**TASK DESCRIPTION:** Reproduce every line in the listing that contains the word "color".

--- Start ---

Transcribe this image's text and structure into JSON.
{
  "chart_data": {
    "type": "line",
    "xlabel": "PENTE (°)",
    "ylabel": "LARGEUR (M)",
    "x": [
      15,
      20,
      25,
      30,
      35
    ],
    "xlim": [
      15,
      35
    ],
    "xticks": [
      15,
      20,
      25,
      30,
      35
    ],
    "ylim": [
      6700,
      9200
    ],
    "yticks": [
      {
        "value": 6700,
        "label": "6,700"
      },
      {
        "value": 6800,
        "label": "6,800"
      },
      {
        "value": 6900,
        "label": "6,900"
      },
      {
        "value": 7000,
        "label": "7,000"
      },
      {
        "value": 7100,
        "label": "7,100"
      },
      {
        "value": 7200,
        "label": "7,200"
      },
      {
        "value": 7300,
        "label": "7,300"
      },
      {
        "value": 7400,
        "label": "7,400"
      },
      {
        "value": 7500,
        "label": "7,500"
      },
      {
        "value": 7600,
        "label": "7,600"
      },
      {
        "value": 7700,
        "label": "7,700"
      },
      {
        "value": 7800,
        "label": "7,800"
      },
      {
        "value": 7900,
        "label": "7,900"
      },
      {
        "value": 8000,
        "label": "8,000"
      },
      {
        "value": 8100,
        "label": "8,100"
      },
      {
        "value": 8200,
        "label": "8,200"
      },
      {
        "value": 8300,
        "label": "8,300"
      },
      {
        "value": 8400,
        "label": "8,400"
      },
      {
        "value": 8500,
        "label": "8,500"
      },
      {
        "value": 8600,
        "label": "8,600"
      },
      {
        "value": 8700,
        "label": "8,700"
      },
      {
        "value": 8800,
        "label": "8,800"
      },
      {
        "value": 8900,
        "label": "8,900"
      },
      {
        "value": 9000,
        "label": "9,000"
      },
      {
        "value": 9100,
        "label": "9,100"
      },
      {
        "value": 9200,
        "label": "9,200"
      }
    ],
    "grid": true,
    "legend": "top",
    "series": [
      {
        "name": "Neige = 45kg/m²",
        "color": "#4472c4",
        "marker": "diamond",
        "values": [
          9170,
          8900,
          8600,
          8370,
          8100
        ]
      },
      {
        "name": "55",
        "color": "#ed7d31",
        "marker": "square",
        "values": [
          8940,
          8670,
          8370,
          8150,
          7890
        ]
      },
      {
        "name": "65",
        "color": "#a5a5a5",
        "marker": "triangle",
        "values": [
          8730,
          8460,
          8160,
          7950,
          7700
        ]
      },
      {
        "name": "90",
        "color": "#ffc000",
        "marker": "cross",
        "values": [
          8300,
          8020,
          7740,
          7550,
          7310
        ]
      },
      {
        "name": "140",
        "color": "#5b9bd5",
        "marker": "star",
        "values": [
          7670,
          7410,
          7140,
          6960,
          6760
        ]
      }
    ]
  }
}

--- End ---

**RIGHT ANSWER:**
        "color": "#4472c4",
        "color": "#ed7d31",
        "color": "#a5a5a5",
        "color": "#ffc000",
        "color": "#5b9bd5",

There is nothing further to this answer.